# GIVEN EXERCISE:
Note each line that includes the word "ylabel". Copy those lines.

# PROVIDED DATA:
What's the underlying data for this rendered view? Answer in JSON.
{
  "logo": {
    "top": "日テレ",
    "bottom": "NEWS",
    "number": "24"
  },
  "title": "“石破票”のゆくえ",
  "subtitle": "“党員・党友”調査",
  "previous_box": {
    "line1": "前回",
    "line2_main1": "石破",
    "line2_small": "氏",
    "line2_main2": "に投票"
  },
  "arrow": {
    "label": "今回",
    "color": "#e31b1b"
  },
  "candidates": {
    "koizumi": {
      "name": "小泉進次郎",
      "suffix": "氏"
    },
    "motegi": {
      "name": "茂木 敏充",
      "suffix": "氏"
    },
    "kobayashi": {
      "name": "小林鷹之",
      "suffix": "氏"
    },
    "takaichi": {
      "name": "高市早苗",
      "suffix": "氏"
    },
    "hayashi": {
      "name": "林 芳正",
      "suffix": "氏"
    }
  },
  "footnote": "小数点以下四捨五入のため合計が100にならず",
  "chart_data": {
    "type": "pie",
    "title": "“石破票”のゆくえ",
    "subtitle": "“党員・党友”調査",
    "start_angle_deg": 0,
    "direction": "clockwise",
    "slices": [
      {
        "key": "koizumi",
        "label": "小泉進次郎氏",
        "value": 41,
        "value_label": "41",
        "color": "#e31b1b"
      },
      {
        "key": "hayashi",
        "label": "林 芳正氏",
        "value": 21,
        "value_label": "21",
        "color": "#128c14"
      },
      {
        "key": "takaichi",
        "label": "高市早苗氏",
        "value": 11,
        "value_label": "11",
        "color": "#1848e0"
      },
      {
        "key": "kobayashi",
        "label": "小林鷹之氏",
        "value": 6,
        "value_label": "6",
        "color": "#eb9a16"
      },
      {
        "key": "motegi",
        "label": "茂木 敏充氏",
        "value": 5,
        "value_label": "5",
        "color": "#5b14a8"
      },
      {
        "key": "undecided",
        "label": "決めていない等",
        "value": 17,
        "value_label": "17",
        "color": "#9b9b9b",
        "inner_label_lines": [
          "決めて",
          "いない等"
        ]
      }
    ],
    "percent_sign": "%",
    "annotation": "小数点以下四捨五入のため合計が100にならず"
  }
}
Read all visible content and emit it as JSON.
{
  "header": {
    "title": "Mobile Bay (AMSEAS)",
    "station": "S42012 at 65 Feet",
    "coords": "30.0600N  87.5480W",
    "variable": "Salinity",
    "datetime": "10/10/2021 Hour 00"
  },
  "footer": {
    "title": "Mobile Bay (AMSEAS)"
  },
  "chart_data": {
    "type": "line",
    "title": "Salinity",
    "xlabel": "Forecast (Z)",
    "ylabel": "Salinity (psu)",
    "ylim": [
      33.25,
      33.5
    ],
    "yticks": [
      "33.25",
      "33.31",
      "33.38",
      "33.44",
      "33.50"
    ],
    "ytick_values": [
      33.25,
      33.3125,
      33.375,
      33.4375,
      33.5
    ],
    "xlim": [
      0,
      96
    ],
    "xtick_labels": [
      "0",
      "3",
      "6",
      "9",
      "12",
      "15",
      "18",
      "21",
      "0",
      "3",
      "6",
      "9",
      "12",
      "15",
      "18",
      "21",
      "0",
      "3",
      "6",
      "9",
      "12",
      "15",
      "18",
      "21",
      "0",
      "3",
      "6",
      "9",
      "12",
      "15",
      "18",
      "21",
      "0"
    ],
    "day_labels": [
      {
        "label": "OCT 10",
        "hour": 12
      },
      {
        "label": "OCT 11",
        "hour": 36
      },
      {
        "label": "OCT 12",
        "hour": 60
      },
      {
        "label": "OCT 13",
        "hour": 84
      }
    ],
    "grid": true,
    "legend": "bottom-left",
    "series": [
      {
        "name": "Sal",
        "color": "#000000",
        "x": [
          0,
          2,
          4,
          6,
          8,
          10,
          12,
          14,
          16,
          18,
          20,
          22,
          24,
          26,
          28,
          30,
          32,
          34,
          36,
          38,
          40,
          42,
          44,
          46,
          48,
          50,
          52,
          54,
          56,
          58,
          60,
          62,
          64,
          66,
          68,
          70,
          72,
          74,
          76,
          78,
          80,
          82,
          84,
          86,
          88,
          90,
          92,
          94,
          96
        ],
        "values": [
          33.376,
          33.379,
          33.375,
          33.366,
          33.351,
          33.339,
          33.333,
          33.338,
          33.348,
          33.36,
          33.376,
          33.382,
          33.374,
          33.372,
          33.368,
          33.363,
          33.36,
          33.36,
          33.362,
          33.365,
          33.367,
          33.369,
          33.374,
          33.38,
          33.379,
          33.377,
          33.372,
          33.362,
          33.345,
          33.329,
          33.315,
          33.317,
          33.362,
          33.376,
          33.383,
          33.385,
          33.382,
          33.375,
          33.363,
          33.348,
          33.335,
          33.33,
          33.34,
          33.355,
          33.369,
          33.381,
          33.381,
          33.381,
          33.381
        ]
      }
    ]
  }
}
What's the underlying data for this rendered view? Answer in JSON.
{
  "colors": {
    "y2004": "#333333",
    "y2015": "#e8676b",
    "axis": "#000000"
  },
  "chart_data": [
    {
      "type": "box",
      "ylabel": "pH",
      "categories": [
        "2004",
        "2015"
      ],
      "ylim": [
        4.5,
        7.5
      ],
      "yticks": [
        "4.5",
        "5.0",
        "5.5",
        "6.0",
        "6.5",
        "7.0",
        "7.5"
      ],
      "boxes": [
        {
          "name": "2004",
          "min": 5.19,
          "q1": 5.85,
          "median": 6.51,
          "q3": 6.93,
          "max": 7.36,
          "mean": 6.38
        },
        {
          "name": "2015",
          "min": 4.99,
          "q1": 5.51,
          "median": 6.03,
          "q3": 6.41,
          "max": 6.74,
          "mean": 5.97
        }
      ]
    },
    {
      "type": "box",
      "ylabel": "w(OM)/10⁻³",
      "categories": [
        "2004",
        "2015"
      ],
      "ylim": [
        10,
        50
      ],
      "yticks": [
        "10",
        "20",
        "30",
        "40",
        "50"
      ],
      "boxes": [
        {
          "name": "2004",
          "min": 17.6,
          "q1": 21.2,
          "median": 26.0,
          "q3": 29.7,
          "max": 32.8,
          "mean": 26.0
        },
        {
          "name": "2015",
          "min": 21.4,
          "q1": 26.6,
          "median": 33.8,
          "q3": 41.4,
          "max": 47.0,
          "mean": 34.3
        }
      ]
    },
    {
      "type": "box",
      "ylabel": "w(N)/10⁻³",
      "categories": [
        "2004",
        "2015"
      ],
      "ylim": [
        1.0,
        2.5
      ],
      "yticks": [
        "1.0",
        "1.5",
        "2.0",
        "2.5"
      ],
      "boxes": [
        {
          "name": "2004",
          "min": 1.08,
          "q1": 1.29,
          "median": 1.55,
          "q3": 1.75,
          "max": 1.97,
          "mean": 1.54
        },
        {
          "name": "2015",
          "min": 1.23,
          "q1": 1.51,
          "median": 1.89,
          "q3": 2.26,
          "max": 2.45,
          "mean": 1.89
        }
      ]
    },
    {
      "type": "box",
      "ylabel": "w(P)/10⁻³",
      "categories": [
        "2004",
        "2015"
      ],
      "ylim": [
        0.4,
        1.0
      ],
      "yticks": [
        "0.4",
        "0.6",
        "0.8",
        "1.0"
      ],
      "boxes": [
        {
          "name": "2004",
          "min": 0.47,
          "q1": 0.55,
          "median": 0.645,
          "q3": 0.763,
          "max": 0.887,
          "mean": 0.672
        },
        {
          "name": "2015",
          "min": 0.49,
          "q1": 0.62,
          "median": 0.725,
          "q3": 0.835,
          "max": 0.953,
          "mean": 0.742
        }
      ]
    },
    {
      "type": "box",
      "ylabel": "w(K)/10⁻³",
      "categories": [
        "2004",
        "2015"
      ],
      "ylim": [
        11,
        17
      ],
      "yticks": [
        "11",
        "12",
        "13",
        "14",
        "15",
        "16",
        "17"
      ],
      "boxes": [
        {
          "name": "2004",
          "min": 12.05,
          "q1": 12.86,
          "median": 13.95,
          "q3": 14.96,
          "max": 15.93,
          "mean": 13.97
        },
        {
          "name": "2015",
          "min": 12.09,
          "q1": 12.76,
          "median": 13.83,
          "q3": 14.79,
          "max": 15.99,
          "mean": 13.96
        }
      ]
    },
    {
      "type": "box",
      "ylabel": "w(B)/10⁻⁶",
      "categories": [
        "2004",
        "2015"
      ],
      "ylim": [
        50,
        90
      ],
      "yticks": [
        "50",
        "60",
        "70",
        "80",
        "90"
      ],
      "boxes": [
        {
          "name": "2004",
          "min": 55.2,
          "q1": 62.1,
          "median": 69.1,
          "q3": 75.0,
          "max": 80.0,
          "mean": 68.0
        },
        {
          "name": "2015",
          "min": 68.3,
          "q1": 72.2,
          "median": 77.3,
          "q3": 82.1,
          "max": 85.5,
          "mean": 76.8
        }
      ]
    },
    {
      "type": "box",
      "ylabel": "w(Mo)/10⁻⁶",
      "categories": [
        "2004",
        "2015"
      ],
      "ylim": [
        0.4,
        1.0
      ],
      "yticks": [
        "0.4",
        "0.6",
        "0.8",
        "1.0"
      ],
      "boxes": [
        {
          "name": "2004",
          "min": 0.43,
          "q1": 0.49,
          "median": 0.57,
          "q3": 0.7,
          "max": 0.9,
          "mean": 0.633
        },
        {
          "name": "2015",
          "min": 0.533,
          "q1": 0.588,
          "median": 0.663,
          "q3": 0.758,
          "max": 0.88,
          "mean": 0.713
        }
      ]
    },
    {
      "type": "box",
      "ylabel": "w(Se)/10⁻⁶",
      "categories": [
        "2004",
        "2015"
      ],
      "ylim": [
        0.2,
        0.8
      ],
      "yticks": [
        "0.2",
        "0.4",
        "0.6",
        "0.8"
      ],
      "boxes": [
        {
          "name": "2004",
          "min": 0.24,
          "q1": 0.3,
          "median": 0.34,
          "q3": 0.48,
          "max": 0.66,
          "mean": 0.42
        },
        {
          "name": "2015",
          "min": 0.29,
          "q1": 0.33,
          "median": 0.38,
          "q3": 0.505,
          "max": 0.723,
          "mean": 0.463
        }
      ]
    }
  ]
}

# REPLY TO THE EXERCISE:
    "ylabel": "Salinity (psu)",
      "ylabel": "pH",
      "ylabel": "w(OM)/10⁻³",
      "ylabel": "w(N)/10⁻³",
      "ylabel": "w(P)/10⁻³",
      "ylabel": "w(K)/10⁻³",
      "ylabel": "w(B)/10⁻⁶",
      "ylabel": "w(Mo)/10⁻⁶",
      "ylabel": "w(Se)/10⁻⁶",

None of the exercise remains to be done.